++++ LISTING ++++

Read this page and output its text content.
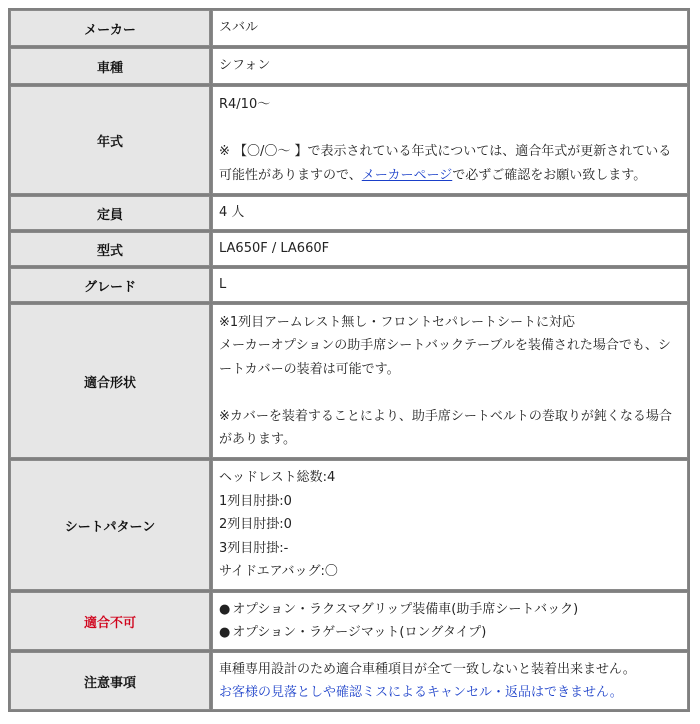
メーカー	スバル
車種	シフォン
年式	R4/10～
※ 【〇/〇～ 】で表示されている年式については、適合年式が更新されている可能性がありますので、メーカーページで必ずご確認をお願い致します。

定員	4 人
型式	LA650F / LA660F
グレード	L
適合形状	※1列目アームレスト無し・フロントセパレートシートに対応
メーカーオプションの助手席シートバックテーブルを装備された場合でも、シートカバーの装着は可能です。
※カバーを装着することにより、助手席シートベルトの巻取りが鈍くなる場合があります。

シートパターン	ヘッドレスト総数:4
1列目肘掛:0
2列目肘掛:0
3列目肘掛:-
サイドエアバッグ:〇

適合不可	● オプション・ラクスマグリップ装備車(助手席シートバック)
● オプション・ラゲージマット(ロングタイプ)

注意事項	車種専用設計のため適合車種項目が全て一致しないと装着出来ません。
お客様の見落としや確認ミスによるキャンセル・返品はできません。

++++

Images should not appear in the copy; retype the listing above exactly.

> _RESULT OF THIS TASK_
Read this page and output its text content.
メーカー	スバル
車種	シフォン
年式	R4/10～
※ 【〇/〇～ 】で表示されている年式については、適合年式が更新されている可能性がありますので、メーカーページで必ずご確認をお願い致します。

定員	4 人
型式	LA650F / LA660F
グレード	L
適合形状	※1列目アームレスト無し・フロントセパレートシートに対応
メーカーオプションの助手席シートバックテーブルを装備された場合でも、シートカバーの装着は可能です。
※カバーを装着することにより、助手席シートベルトの巻取りが鈍くなる場合があります。

シートパターン	ヘッドレスト総数:4
1列目肘掛:0
2列目肘掛:0
3列目肘掛:-
サイドエアバッグ:〇

適合不可	● オプション・ラクスマグリップ装備車(助手席シートバック)
● オプション・ラゲージマット(ロングタイプ)

注意事項	車種専用設計のため適合車種項目が全て一致しないと装着出来ません。
お客様の見落としや確認ミスによるキャンセル・返品はできません。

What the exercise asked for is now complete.